## Work required
Repeat each entry as written and leave the images out of the copy.

## Information given
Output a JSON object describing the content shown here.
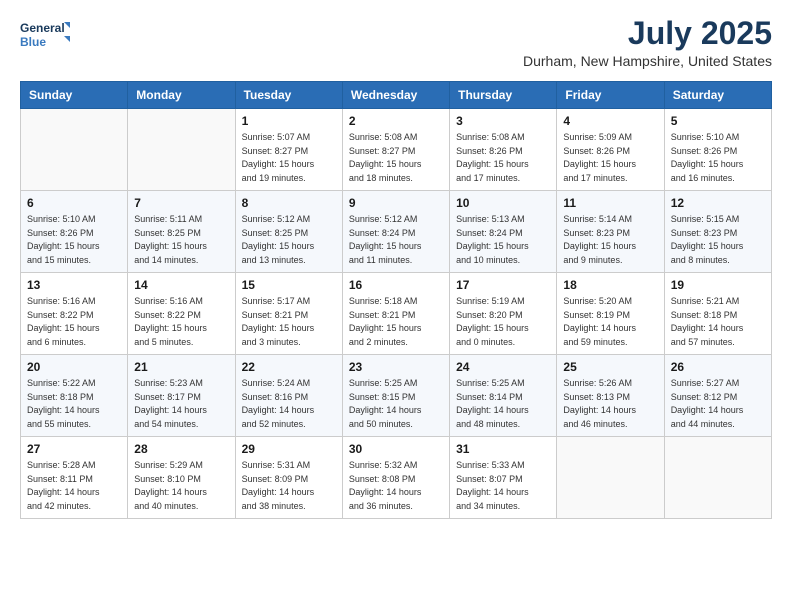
{
  "header": {
    "logo_line1": "General",
    "logo_line2": "Blue",
    "month_title": "July 2025",
    "location": "Durham, New Hampshire, United States"
  },
  "weekdays": [
    "Sunday",
    "Monday",
    "Tuesday",
    "Wednesday",
    "Thursday",
    "Friday",
    "Saturday"
  ],
  "weeks": [
    [
      {
        "day": "",
        "info": ""
      },
      {
        "day": "",
        "info": ""
      },
      {
        "day": "1",
        "info": "Sunrise: 5:07 AM\nSunset: 8:27 PM\nDaylight: 15 hours\nand 19 minutes."
      },
      {
        "day": "2",
        "info": "Sunrise: 5:08 AM\nSunset: 8:27 PM\nDaylight: 15 hours\nand 18 minutes."
      },
      {
        "day": "3",
        "info": "Sunrise: 5:08 AM\nSunset: 8:26 PM\nDaylight: 15 hours\nand 17 minutes."
      },
      {
        "day": "4",
        "info": "Sunrise: 5:09 AM\nSunset: 8:26 PM\nDaylight: 15 hours\nand 17 minutes."
      },
      {
        "day": "5",
        "info": "Sunrise: 5:10 AM\nSunset: 8:26 PM\nDaylight: 15 hours\nand 16 minutes."
      }
    ],
    [
      {
        "day": "6",
        "info": "Sunrise: 5:10 AM\nSunset: 8:26 PM\nDaylight: 15 hours\nand 15 minutes."
      },
      {
        "day": "7",
        "info": "Sunrise: 5:11 AM\nSunset: 8:25 PM\nDaylight: 15 hours\nand 14 minutes."
      },
      {
        "day": "8",
        "info": "Sunrise: 5:12 AM\nSunset: 8:25 PM\nDaylight: 15 hours\nand 13 minutes."
      },
      {
        "day": "9",
        "info": "Sunrise: 5:12 AM\nSunset: 8:24 PM\nDaylight: 15 hours\nand 11 minutes."
      },
      {
        "day": "10",
        "info": "Sunrise: 5:13 AM\nSunset: 8:24 PM\nDaylight: 15 hours\nand 10 minutes."
      },
      {
        "day": "11",
        "info": "Sunrise: 5:14 AM\nSunset: 8:23 PM\nDaylight: 15 hours\nand 9 minutes."
      },
      {
        "day": "12",
        "info": "Sunrise: 5:15 AM\nSunset: 8:23 PM\nDaylight: 15 hours\nand 8 minutes."
      }
    ],
    [
      {
        "day": "13",
        "info": "Sunrise: 5:16 AM\nSunset: 8:22 PM\nDaylight: 15 hours\nand 6 minutes."
      },
      {
        "day": "14",
        "info": "Sunrise: 5:16 AM\nSunset: 8:22 PM\nDaylight: 15 hours\nand 5 minutes."
      },
      {
        "day": "15",
        "info": "Sunrise: 5:17 AM\nSunset: 8:21 PM\nDaylight: 15 hours\nand 3 minutes."
      },
      {
        "day": "16",
        "info": "Sunrise: 5:18 AM\nSunset: 8:21 PM\nDaylight: 15 hours\nand 2 minutes."
      },
      {
        "day": "17",
        "info": "Sunrise: 5:19 AM\nSunset: 8:20 PM\nDaylight: 15 hours\nand 0 minutes."
      },
      {
        "day": "18",
        "info": "Sunrise: 5:20 AM\nSunset: 8:19 PM\nDaylight: 14 hours\nand 59 minutes."
      },
      {
        "day": "19",
        "info": "Sunrise: 5:21 AM\nSunset: 8:18 PM\nDaylight: 14 hours\nand 57 minutes."
      }
    ],
    [
      {
        "day": "20",
        "info": "Sunrise: 5:22 AM\nSunset: 8:18 PM\nDaylight: 14 hours\nand 55 minutes."
      },
      {
        "day": "21",
        "info": "Sunrise: 5:23 AM\nSunset: 8:17 PM\nDaylight: 14 hours\nand 54 minutes."
      },
      {
        "day": "22",
        "info": "Sunrise: 5:24 AM\nSunset: 8:16 PM\nDaylight: 14 hours\nand 52 minutes."
      },
      {
        "day": "23",
        "info": "Sunrise: 5:25 AM\nSunset: 8:15 PM\nDaylight: 14 hours\nand 50 minutes."
      },
      {
        "day": "24",
        "info": "Sunrise: 5:25 AM\nSunset: 8:14 PM\nDaylight: 14 hours\nand 48 minutes."
      },
      {
        "day": "25",
        "info": "Sunrise: 5:26 AM\nSunset: 8:13 PM\nDaylight: 14 hours\nand 46 minutes."
      },
      {
        "day": "26",
        "info": "Sunrise: 5:27 AM\nSunset: 8:12 PM\nDaylight: 14 hours\nand 44 minutes."
      }
    ],
    [
      {
        "day": "27",
        "info": "Sunrise: 5:28 AM\nSunset: 8:11 PM\nDaylight: 14 hours\nand 42 minutes."
      },
      {
        "day": "28",
        "info": "Sunrise: 5:29 AM\nSunset: 8:10 PM\nDaylight: 14 hours\nand 40 minutes."
      },
      {
        "day": "29",
        "info": "Sunrise: 5:31 AM\nSunset: 8:09 PM\nDaylight: 14 hours\nand 38 minutes."
      },
      {
        "day": "30",
        "info": "Sunrise: 5:32 AM\nSunset: 8:08 PM\nDaylight: 14 hours\nand 36 minutes."
      },
      {
        "day": "31",
        "info": "Sunrise: 5:33 AM\nSunset: 8:07 PM\nDaylight: 14 hours\nand 34 minutes."
      },
      {
        "day": "",
        "info": ""
      },
      {
        "day": "",
        "info": ""
      }
    ]
  ]
}
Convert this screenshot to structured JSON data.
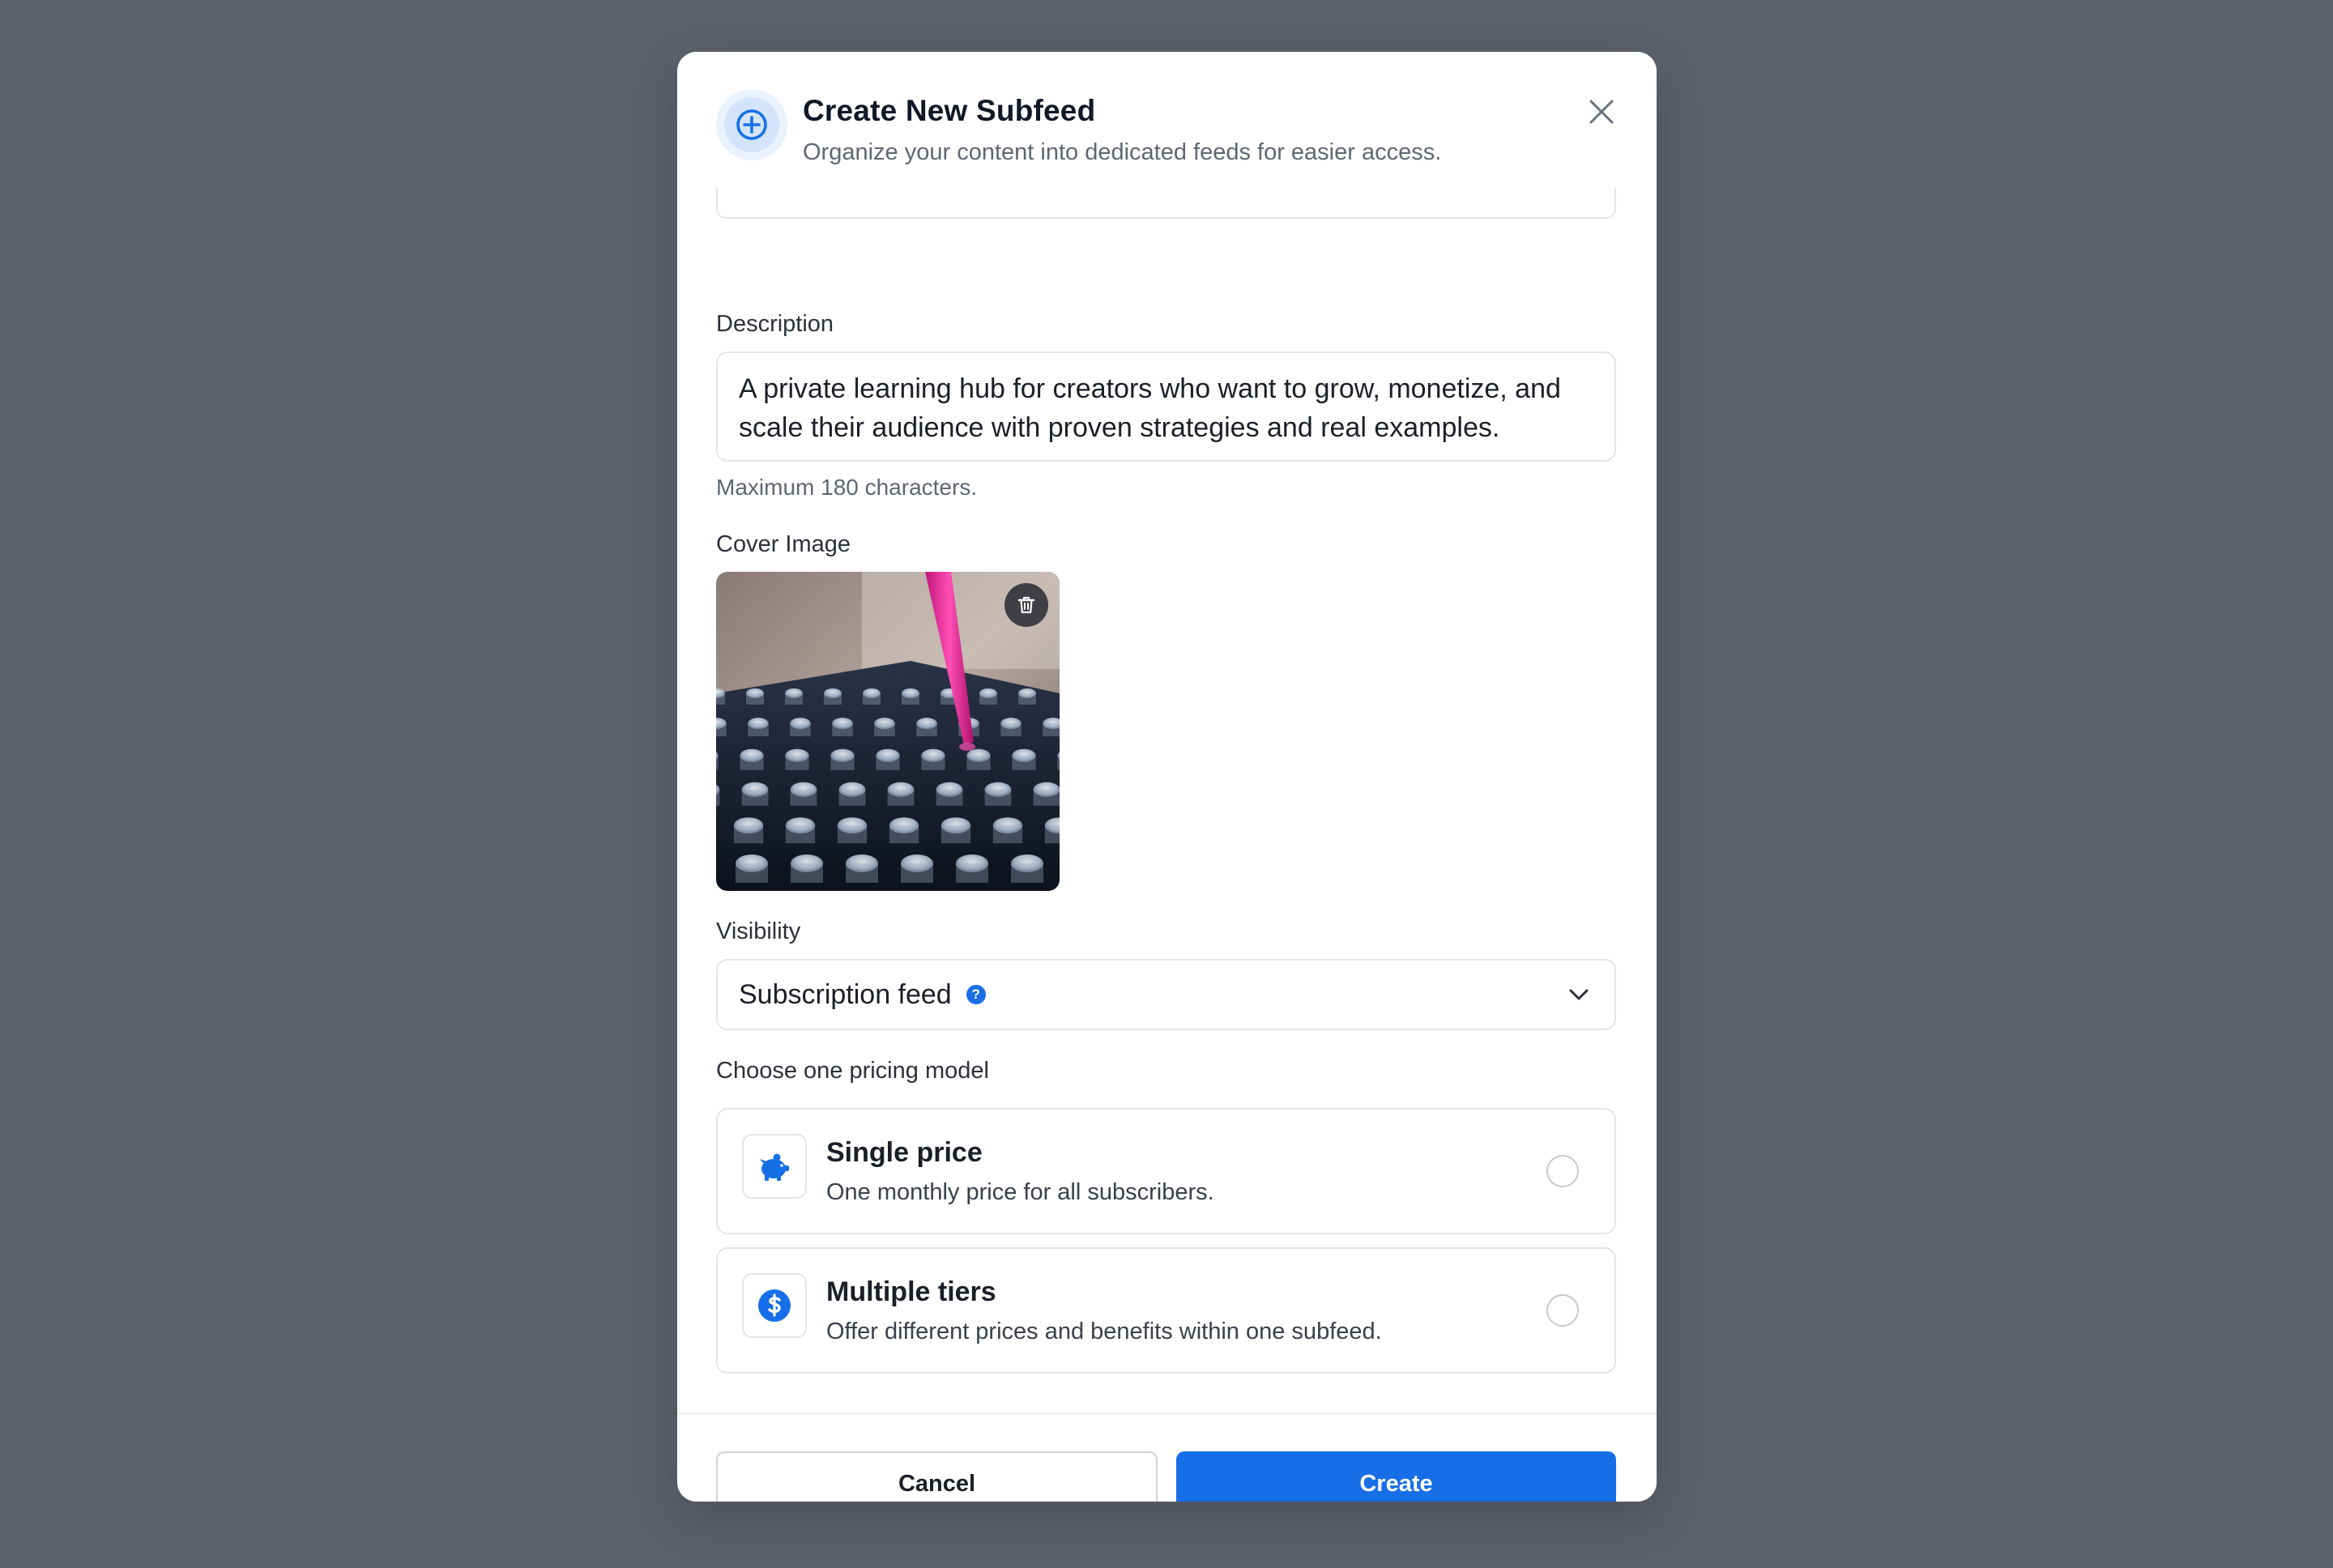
{
  "dialog": {
    "title": "Create New Subfeed",
    "subtitle": "Organize your content into dedicated feeds for easier access.",
    "close_label": "×"
  },
  "description": {
    "label": "Description",
    "value": "A private learning hub for creators who want to grow, monetize, and scale their audience with proven strategies and real examples.",
    "helper": "Maximum 180 characters."
  },
  "cover_image": {
    "label": "Cover Image"
  },
  "visibility": {
    "label": "Visibility",
    "selected": "Subscription feed",
    "help_glyph": "?"
  },
  "pricing": {
    "label": "Choose one pricing model",
    "options": [
      {
        "title": "Single price",
        "description": "One monthly price for all subscribers.",
        "icon": "piggy-bank-icon",
        "selected": false
      },
      {
        "title": "Multiple tiers",
        "description": "Offer different prices and benefits within one subfeed.",
        "icon": "dollar-coin-icon",
        "selected": false
      }
    ]
  },
  "footer": {
    "cancel_label": "Cancel",
    "create_label": "Create"
  },
  "colors": {
    "accent": "#176fe8",
    "backdrop": "#5d616c",
    "border": "#e3e5ea"
  }
}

## Exercise solution
Output a JSON object describing the content shown here.
{
  "header": {
    "logo_line1": "General",
    "logo_line2": "Blue",
    "month_title": "July 2025",
    "location": "Durham, New Hampshire, United States"
  },
  "weekdays": [
    "Sunday",
    "Monday",
    "Tuesday",
    "Wednesday",
    "Thursday",
    "Friday",
    "Saturday"
  ],
  "weeks": [
    [
      {
        "day": "",
        "info": ""
      },
      {
        "day": "",
        "info": ""
      },
      {
        "day": "1",
        "info": "Sunrise: 5:07 AM\nSunset: 8:27 PM\nDaylight: 15 hours\nand 19 minutes."
      },
      {
        "day": "2",
        "info": "Sunrise: 5:08 AM\nSunset: 8:27 PM\nDaylight: 15 hours\nand 18 minutes."
      },
      {
        "day": "3",
        "info": "Sunrise: 5:08 AM\nSunset: 8:26 PM\nDaylight: 15 hours\nand 17 minutes."
      },
      {
        "day": "4",
        "info": "Sunrise: 5:09 AM\nSunset: 8:26 PM\nDaylight: 15 hours\nand 17 minutes."
      },
      {
        "day": "5",
        "info": "Sunrise: 5:10 AM\nSunset: 8:26 PM\nDaylight: 15 hours\nand 16 minutes."
      }
    ],
    [
      {
        "day": "6",
        "info": "Sunrise: 5:10 AM\nSunset: 8:26 PM\nDaylight: 15 hours\nand 15 minutes."
      },
      {
        "day": "7",
        "info": "Sunrise: 5:11 AM\nSunset: 8:25 PM\nDaylight: 15 hours\nand 14 minutes."
      },
      {
        "day": "8",
        "info": "Sunrise: 5:12 AM\nSunset: 8:25 PM\nDaylight: 15 hours\nand 13 minutes."
      },
      {
        "day": "9",
        "info": "Sunrise: 5:12 AM\nSunset: 8:24 PM\nDaylight: 15 hours\nand 11 minutes."
      },
      {
        "day": "10",
        "info": "Sunrise: 5:13 AM\nSunset: 8:24 PM\nDaylight: 15 hours\nand 10 minutes."
      },
      {
        "day": "11",
        "info": "Sunrise: 5:14 AM\nSunset: 8:23 PM\nDaylight: 15 hours\nand 9 minutes."
      },
      {
        "day": "12",
        "info": "Sunrise: 5:15 AM\nSunset: 8:23 PM\nDaylight: 15 hours\nand 8 minutes."
      }
    ],
    [
      {
        "day": "13",
        "info": "Sunrise: 5:16 AM\nSunset: 8:22 PM\nDaylight: 15 hours\nand 6 minutes."
      },
      {
        "day": "14",
        "info": "Sunrise: 5:16 AM\nSunset: 8:22 PM\nDaylight: 15 hours\nand 5 minutes."
      },
      {
        "day": "15",
        "info": "Sunrise: 5:17 AM\nSunset: 8:21 PM\nDaylight: 15 hours\nand 3 minutes."
      },
      {
        "day": "16",
        "info": "Sunrise: 5:18 AM\nSunset: 8:21 PM\nDaylight: 15 hours\nand 2 minutes."
      },
      {
        "day": "17",
        "info": "Sunrise: 5:19 AM\nSunset: 8:20 PM\nDaylight: 15 hours\nand 0 minutes."
      },
      {
        "day": "18",
        "info": "Sunrise: 5:20 AM\nSunset: 8:19 PM\nDaylight: 14 hours\nand 59 minutes."
      },
      {
        "day": "19",
        "info": "Sunrise: 5:21 AM\nSunset: 8:18 PM\nDaylight: 14 hours\nand 57 minutes."
      }
    ],
    [
      {
        "day": "20",
        "info": "Sunrise: 5:22 AM\nSunset: 8:18 PM\nDaylight: 14 hours\nand 55 minutes."
      },
      {
        "day": "21",
        "info": "Sunrise: 5:23 AM\nSunset: 8:17 PM\nDaylight: 14 hours\nand 54 minutes."
      },
      {
        "day": "22",
        "info": "Sunrise: 5:24 AM\nSunset: 8:16 PM\nDaylight: 14 hours\nand 52 minutes."
      },
      {
        "day": "23",
        "info": "Sunrise: 5:25 AM\nSunset: 8:15 PM\nDaylight: 14 hours\nand 50 minutes."
      },
      {
        "day": "24",
        "info": "Sunrise: 5:25 AM\nSunset: 8:14 PM\nDaylight: 14 hours\nand 48 minutes."
      },
      {
        "day": "25",
        "info": "Sunrise: 5:26 AM\nSunset: 8:13 PM\nDaylight: 14 hours\nand 46 minutes."
      },
      {
        "day": "26",
        "info": "Sunrise: 5:27 AM\nSunset: 8:12 PM\nDaylight: 14 hours\nand 44 minutes."
      }
    ],
    [
      {
        "day": "27",
        "info": "Sunrise: 5:28 AM\nSunset: 8:11 PM\nDaylight: 14 hours\nand 42 minutes."
      },
      {
        "day": "28",
        "info": "Sunrise: 5:29 AM\nSunset: 8:10 PM\nDaylight: 14 hours\nand 40 minutes."
      },
      {
        "day": "29",
        "info": "Sunrise: 5:31 AM\nSunset: 8:09 PM\nDaylight: 14 hours\nand 38 minutes."
      },
      {
        "day": "30",
        "info": "Sunrise: 5:32 AM\nSunset: 8:08 PM\nDaylight: 14 hours\nand 36 minutes."
      },
      {
        "day": "31",
        "info": "Sunrise: 5:33 AM\nSunset: 8:07 PM\nDaylight: 14 hours\nand 34 minutes."
      },
      {
        "day": "",
        "info": ""
      },
      {
        "day": "",
        "info": ""
      }
    ]
  ]
}
Convert this screenshot to structured JSON data.
{
  "dialog": {
    "title": "Create New Subfeed",
    "subtitle": "Organize your content into dedicated feeds for easier access.",
    "close_label": "×"
  },
  "description": {
    "label": "Description",
    "value": "A private learning hub for creators who want to grow, monetize, and scale their audience with proven strategies and real examples.",
    "helper": "Maximum 180 characters."
  },
  "cover_image": {
    "label": "Cover Image"
  },
  "visibility": {
    "label": "Visibility",
    "selected": "Subscription feed",
    "help_glyph": "?"
  },
  "pricing": {
    "label": "Choose one pricing model",
    "options": [
      {
        "title": "Single price",
        "description": "One monthly price for all subscribers.",
        "icon": "piggy-bank-icon",
        "selected": false
      },
      {
        "title": "Multiple tiers",
        "description": "Offer different prices and benefits within one subfeed.",
        "icon": "dollar-coin-icon",
        "selected": false
      }
    ]
  },
  "footer": {
    "cancel_label": "Cancel",
    "create_label": "Create"
  },
  "colors": {
    "accent": "#176fe8",
    "backdrop": "#5d616c",
    "border": "#e3e5ea"
  }
}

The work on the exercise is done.